» **WHAT THE EXERCISE ASKS**
From the listing below, extract each entry exactly as written, minus the images.

» **LISTING**
____________
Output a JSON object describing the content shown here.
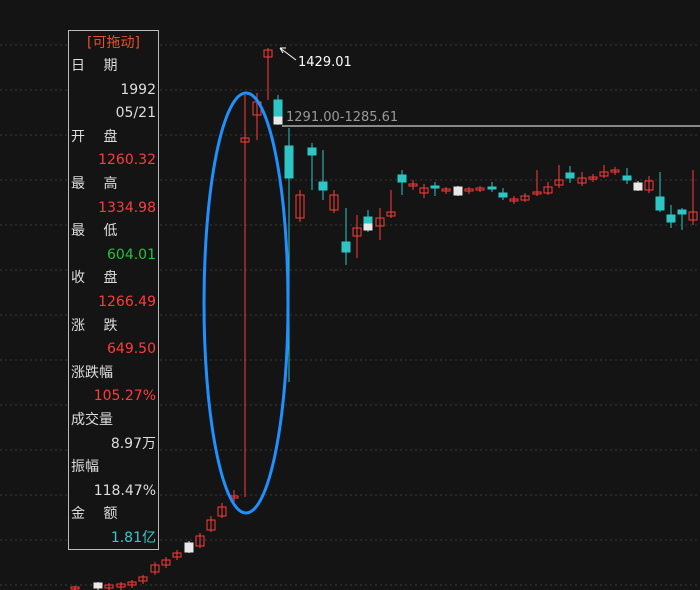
{
  "panel": {
    "title": "[可拖动]",
    "rows": [
      {
        "label": "日　 期",
        "values": [
          "1992",
          "05/21"
        ]
      },
      {
        "label": "开　 盘",
        "values": [
          "1260.32"
        ]
      },
      {
        "label": "最　 高",
        "values": [
          "1334.98"
        ]
      },
      {
        "label": "最　 低",
        "values": [
          "604.01"
        ]
      },
      {
        "label": "收　 盘",
        "values": [
          "1266.49"
        ]
      },
      {
        "label": "涨　 跌",
        "values": [
          "649.50"
        ]
      },
      {
        "label": "涨跌幅",
        "values": [
          "105.27%"
        ]
      },
      {
        "label": "成交量",
        "values": [
          "8.97万"
        ]
      },
      {
        "label": "振幅",
        "values": [
          "118.47%"
        ]
      },
      {
        "label": "金　 额",
        "values": [
          "1.81亿"
        ]
      }
    ]
  },
  "annotations": {
    "high": "1429.01",
    "range": "1291.00-1285.61"
  }
}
____________
» **EXERCISE ANSWER**
Output a JSON object describing the content shown here.
{
  "panel": {
    "title": "[可拖动]",
    "rows": [
      {
        "label": "日　 期",
        "values": [
          "1992",
          "05/21"
        ]
      },
      {
        "label": "开　 盘",
        "values": [
          "1260.32"
        ]
      },
      {
        "label": "最　 高",
        "values": [
          "1334.98"
        ]
      },
      {
        "label": "最　 低",
        "values": [
          "604.01"
        ]
      },
      {
        "label": "收　 盘",
        "values": [
          "1266.49"
        ]
      },
      {
        "label": "涨　 跌",
        "values": [
          "649.50"
        ]
      },
      {
        "label": "涨跌幅",
        "values": [
          "105.27%"
        ]
      },
      {
        "label": "成交量",
        "values": [
          "8.97万"
        ]
      },
      {
        "label": "振幅",
        "values": [
          "118.47%"
        ]
      },
      {
        "label": "金　 额",
        "values": [
          "1.81亿"
        ]
      }
    ]
  },
  "annotations": {
    "high": "1429.01",
    "range": "1291.00-1285.61"
  }
}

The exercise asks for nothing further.